**Aim:**
Reproduce every line of the material below, but drop the pictures.

**Extracted information:**

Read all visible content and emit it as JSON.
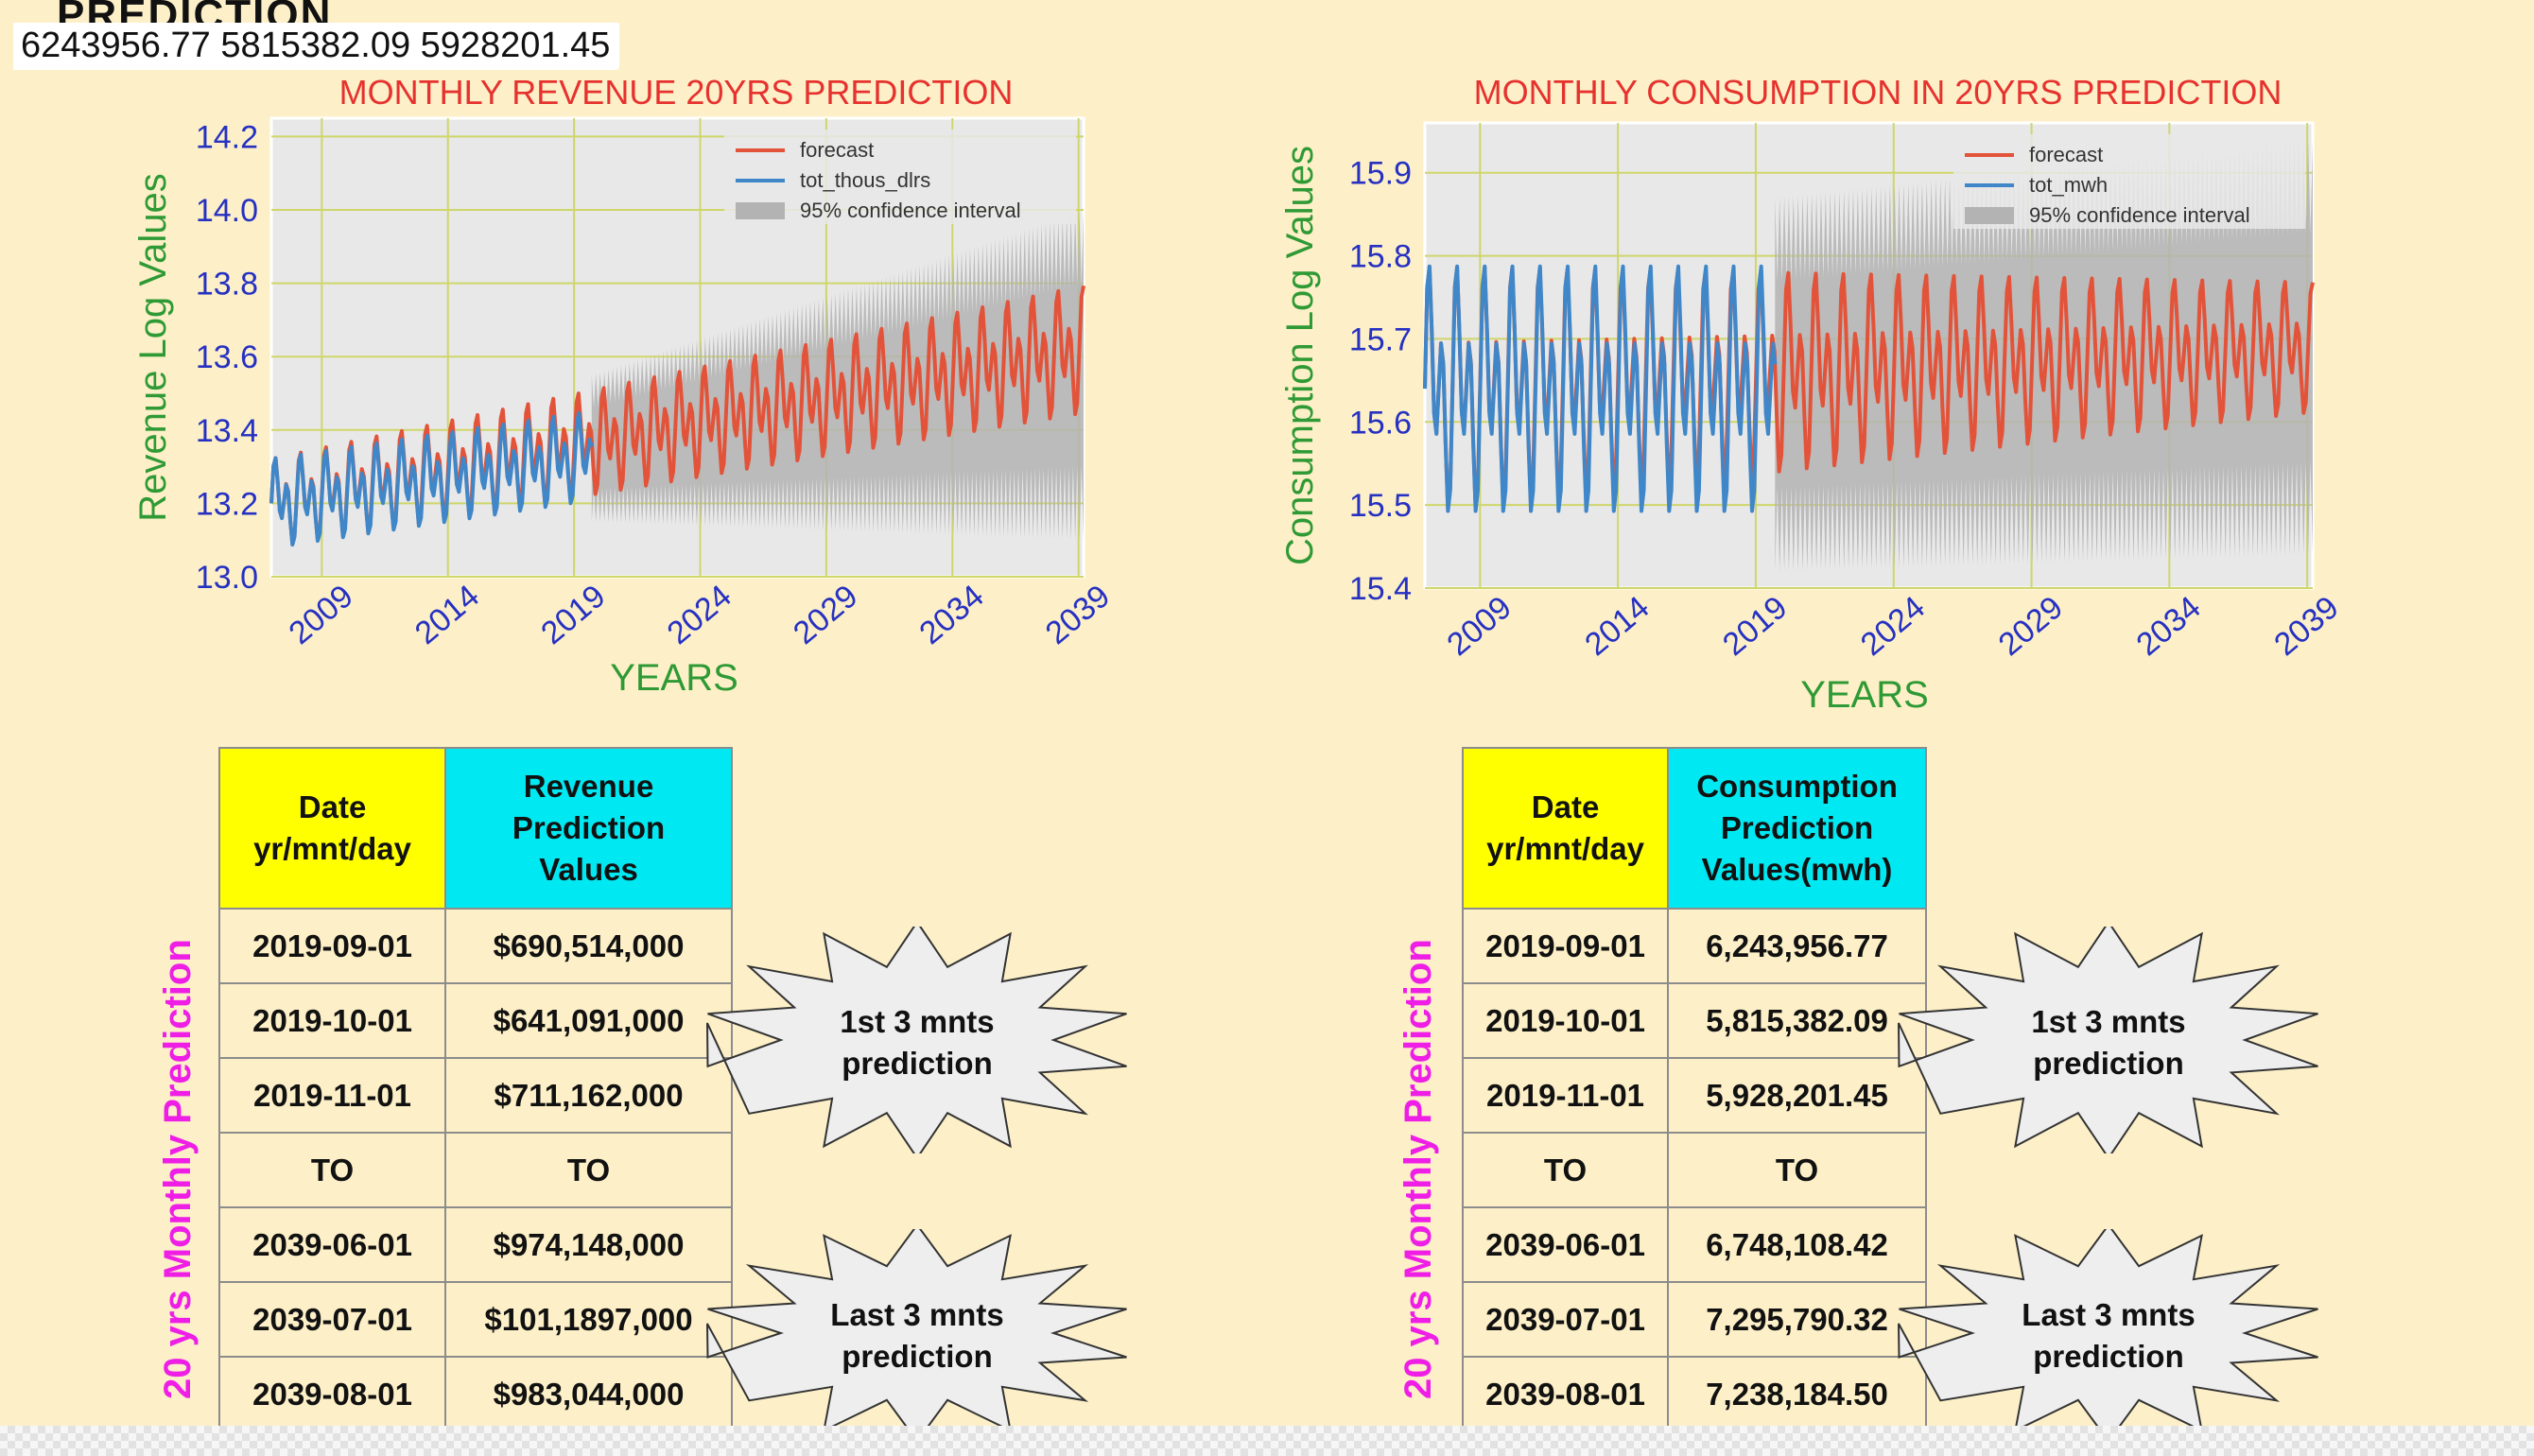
{
  "header": {
    "cut_title": "PREDICTION",
    "top_numbers": "6243956.77 5815382.09 5928201.45"
  },
  "colors": {
    "background": "#fdf0c8",
    "forecast": "#e2533a",
    "observed": "#3f87c8",
    "confidence": "#b3b3b3",
    "plot_bg": "#e8e8e8",
    "grid": "#cfd66a",
    "title": "#e6322e",
    "axis_label": "#2f9a35",
    "tick": "#2631c2",
    "side_label": "#ef1ee6",
    "header_date": "#ffff00",
    "header_value": "#00e9f2"
  },
  "chart_data": [
    {
      "type": "line",
      "title": "MONTHLY REVENUE 20YRS PREDICTION",
      "xlabel": "YEARS",
      "ylabel": "Revenue Log Values",
      "xlim": [
        2007.0,
        2039.2
      ],
      "ylim": [
        13.0,
        14.25
      ],
      "x_ticks": [
        "2009",
        "2014",
        "2019",
        "2024",
        "2029",
        "2034",
        "2039"
      ],
      "y_ticks": [
        "13.0",
        "13.2",
        "13.4",
        "13.6",
        "13.8",
        "14.0",
        "14.2"
      ],
      "grid": true,
      "legend_position": "top-right",
      "legend": [
        "forecast",
        "tot_thous_dlrs",
        "95% confidence interval"
      ],
      "series": [
        {
          "name": "tot_thous_dlrs",
          "start": 2007.0,
          "end": 2019.7,
          "base_start": 13.2,
          "base_end": 13.33,
          "amp_start": 0.14,
          "amp_end": 0.14
        },
        {
          "name": "forecast",
          "start": 2007.0,
          "end": 2039.2,
          "base_start": 13.2,
          "base_end": 13.62,
          "amp_start": 0.14,
          "amp_end": 0.2
        }
      ],
      "confidence_interval": {
        "start": 2019.7,
        "end": 2039.2,
        "upper_start": 13.55,
        "upper_end": 14.0,
        "lower_start": 13.15,
        "lower_end": 13.1
      }
    },
    {
      "type": "line",
      "title": "MONTHLY CONSUMPTION IN 20YRS PREDICTION",
      "xlabel": "YEARS",
      "ylabel": "Consumption Log Values",
      "xlim": [
        2007.0,
        2039.2
      ],
      "ylim": [
        15.4,
        15.96
      ],
      "x_ticks": [
        "2009",
        "2014",
        "2019",
        "2024",
        "2029",
        "2034",
        "2039"
      ],
      "y_ticks": [
        "15.4",
        "15.5",
        "15.6",
        "15.7",
        "15.8",
        "15.9"
      ],
      "grid": true,
      "legend_position": "top-right",
      "legend": [
        "forecast",
        "tot_mwh",
        "95% confidence interval"
      ],
      "series": [
        {
          "name": "tot_mwh",
          "start": 2007.0,
          "end": 2019.7,
          "base_start": 15.64,
          "base_end": 15.64,
          "amp_start": 0.17,
          "amp_end": 0.17
        },
        {
          "name": "forecast",
          "start": 2007.0,
          "end": 2039.2,
          "base_start": 15.64,
          "base_end": 15.69,
          "amp_start": 0.17,
          "amp_end": 0.09
        }
      ],
      "confidence_interval": {
        "start": 2019.7,
        "end": 2039.2,
        "upper_start": 15.87,
        "upper_end": 15.94,
        "lower_start": 15.42,
        "lower_end": 15.44
      }
    }
  ],
  "tables": {
    "revenue": {
      "side_label": "20 yrs Monthly Prediction",
      "header": {
        "date_line1": "Date",
        "date_line2": "yr/mnt/day",
        "value_line1": "Revenue",
        "value_line2": "Prediction",
        "value_line3": "Values"
      },
      "rows": [
        {
          "date": "2019-09-01",
          "value": "$690,514,000"
        },
        {
          "date": "2019-10-01",
          "value": "$641,091,000"
        },
        {
          "date": "2019-11-01",
          "value": "$711,162,000"
        },
        {
          "date": "TO",
          "value": "TO"
        },
        {
          "date": "2039-06-01",
          "value": "$974,148,000"
        },
        {
          "date": "2039-07-01",
          "value": "$101,1897,000"
        },
        {
          "date": "2039-08-01",
          "value": "$983,044,000"
        }
      ],
      "callouts": {
        "first_line1": "1st 3 mnts",
        "first_line2": "prediction",
        "last_line1": "Last 3 mnts",
        "last_line2": "prediction"
      }
    },
    "consumption": {
      "side_label": "20 yrs Monthly Prediction",
      "header": {
        "date_line1": "Date",
        "date_line2": "yr/mnt/day",
        "value_line1": "Consumption",
        "value_line2": "Prediction",
        "value_line3": "Values(mwh)"
      },
      "rows": [
        {
          "date": "2019-09-01",
          "value": "6,243,956.77"
        },
        {
          "date": "2019-10-01",
          "value": "5,815,382.09"
        },
        {
          "date": "2019-11-01",
          "value": "5,928,201.45"
        },
        {
          "date": "TO",
          "value": "TO"
        },
        {
          "date": "2039-06-01",
          "value": "6,748,108.42"
        },
        {
          "date": "2039-07-01",
          "value": "7,295,790.32"
        },
        {
          "date": "2039-08-01",
          "value": "7,238,184.50"
        }
      ],
      "callouts": {
        "first_line1": "1st 3 mnts",
        "first_line2": "prediction",
        "last_line1": "Last 3 mnts",
        "last_line2": "prediction"
      }
    }
  }
}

**Final answer:**
Read all visible content and emit it as JSON.
{
  "header": {
    "cut_title": "PREDICTION",
    "top_numbers": "6243956.77 5815382.09 5928201.45"
  },
  "colors": {
    "background": "#fdf0c8",
    "forecast": "#e2533a",
    "observed": "#3f87c8",
    "confidence": "#b3b3b3",
    "plot_bg": "#e8e8e8",
    "grid": "#cfd66a",
    "title": "#e6322e",
    "axis_label": "#2f9a35",
    "tick": "#2631c2",
    "side_label": "#ef1ee6",
    "header_date": "#ffff00",
    "header_value": "#00e9f2"
  },
  "chart_data": [
    {
      "type": "line",
      "title": "MONTHLY REVENUE 20YRS PREDICTION",
      "xlabel": "YEARS",
      "ylabel": "Revenue Log Values",
      "xlim": [
        2007.0,
        2039.2
      ],
      "ylim": [
        13.0,
        14.25
      ],
      "x_ticks": [
        "2009",
        "2014",
        "2019",
        "2024",
        "2029",
        "2034",
        "2039"
      ],
      "y_ticks": [
        "13.0",
        "13.2",
        "13.4",
        "13.6",
        "13.8",
        "14.0",
        "14.2"
      ],
      "grid": true,
      "legend_position": "top-right",
      "legend": [
        "forecast",
        "tot_thous_dlrs",
        "95% confidence interval"
      ],
      "series": [
        {
          "name": "tot_thous_dlrs",
          "start": 2007.0,
          "end": 2019.7,
          "base_start": 13.2,
          "base_end": 13.33,
          "amp_start": 0.14,
          "amp_end": 0.14
        },
        {
          "name": "forecast",
          "start": 2007.0,
          "end": 2039.2,
          "base_start": 13.2,
          "base_end": 13.62,
          "amp_start": 0.14,
          "amp_end": 0.2
        }
      ],
      "confidence_interval": {
        "start": 2019.7,
        "end": 2039.2,
        "upper_start": 13.55,
        "upper_end": 14.0,
        "lower_start": 13.15,
        "lower_end": 13.1
      }
    },
    {
      "type": "line",
      "title": "MONTHLY CONSUMPTION IN 20YRS PREDICTION",
      "xlabel": "YEARS",
      "ylabel": "Consumption Log Values",
      "xlim": [
        2007.0,
        2039.2
      ],
      "ylim": [
        15.4,
        15.96
      ],
      "x_ticks": [
        "2009",
        "2014",
        "2019",
        "2024",
        "2029",
        "2034",
        "2039"
      ],
      "y_ticks": [
        "15.4",
        "15.5",
        "15.6",
        "15.7",
        "15.8",
        "15.9"
      ],
      "grid": true,
      "legend_position": "top-right",
      "legend": [
        "forecast",
        "tot_mwh",
        "95% confidence interval"
      ],
      "series": [
        {
          "name": "tot_mwh",
          "start": 2007.0,
          "end": 2019.7,
          "base_start": 15.64,
          "base_end": 15.64,
          "amp_start": 0.17,
          "amp_end": 0.17
        },
        {
          "name": "forecast",
          "start": 2007.0,
          "end": 2039.2,
          "base_start": 15.64,
          "base_end": 15.69,
          "amp_start": 0.17,
          "amp_end": 0.09
        }
      ],
      "confidence_interval": {
        "start": 2019.7,
        "end": 2039.2,
        "upper_start": 15.87,
        "upper_end": 15.94,
        "lower_start": 15.42,
        "lower_end": 15.44
      }
    }
  ],
  "tables": {
    "revenue": {
      "side_label": "20 yrs Monthly Prediction",
      "header": {
        "date_line1": "Date",
        "date_line2": "yr/mnt/day",
        "value_line1": "Revenue",
        "value_line2": "Prediction",
        "value_line3": "Values"
      },
      "rows": [
        {
          "date": "2019-09-01",
          "value": "$690,514,000"
        },
        {
          "date": "2019-10-01",
          "value": "$641,091,000"
        },
        {
          "date": "2019-11-01",
          "value": "$711,162,000"
        },
        {
          "date": "TO",
          "value": "TO"
        },
        {
          "date": "2039-06-01",
          "value": "$974,148,000"
        },
        {
          "date": "2039-07-01",
          "value": "$101,1897,000"
        },
        {
          "date": "2039-08-01",
          "value": "$983,044,000"
        }
      ],
      "callouts": {
        "first_line1": "1st 3 mnts",
        "first_line2": "prediction",
        "last_line1": "Last 3 mnts",
        "last_line2": "prediction"
      }
    },
    "consumption": {
      "side_label": "20 yrs Monthly Prediction",
      "header": {
        "date_line1": "Date",
        "date_line2": "yr/mnt/day",
        "value_line1": "Consumption",
        "value_line2": "Prediction",
        "value_line3": "Values(mwh)"
      },
      "rows": [
        {
          "date": "2019-09-01",
          "value": "6,243,956.77"
        },
        {
          "date": "2019-10-01",
          "value": "5,815,382.09"
        },
        {
          "date": "2019-11-01",
          "value": "5,928,201.45"
        },
        {
          "date": "TO",
          "value": "TO"
        },
        {
          "date": "2039-06-01",
          "value": "6,748,108.42"
        },
        {
          "date": "2039-07-01",
          "value": "7,295,790.32"
        },
        {
          "date": "2039-08-01",
          "value": "7,238,184.50"
        }
      ],
      "callouts": {
        "first_line1": "1st 3 mnts",
        "first_line2": "prediction",
        "last_line1": "Last 3 mnts",
        "last_line2": "prediction"
      }
    }
  }
}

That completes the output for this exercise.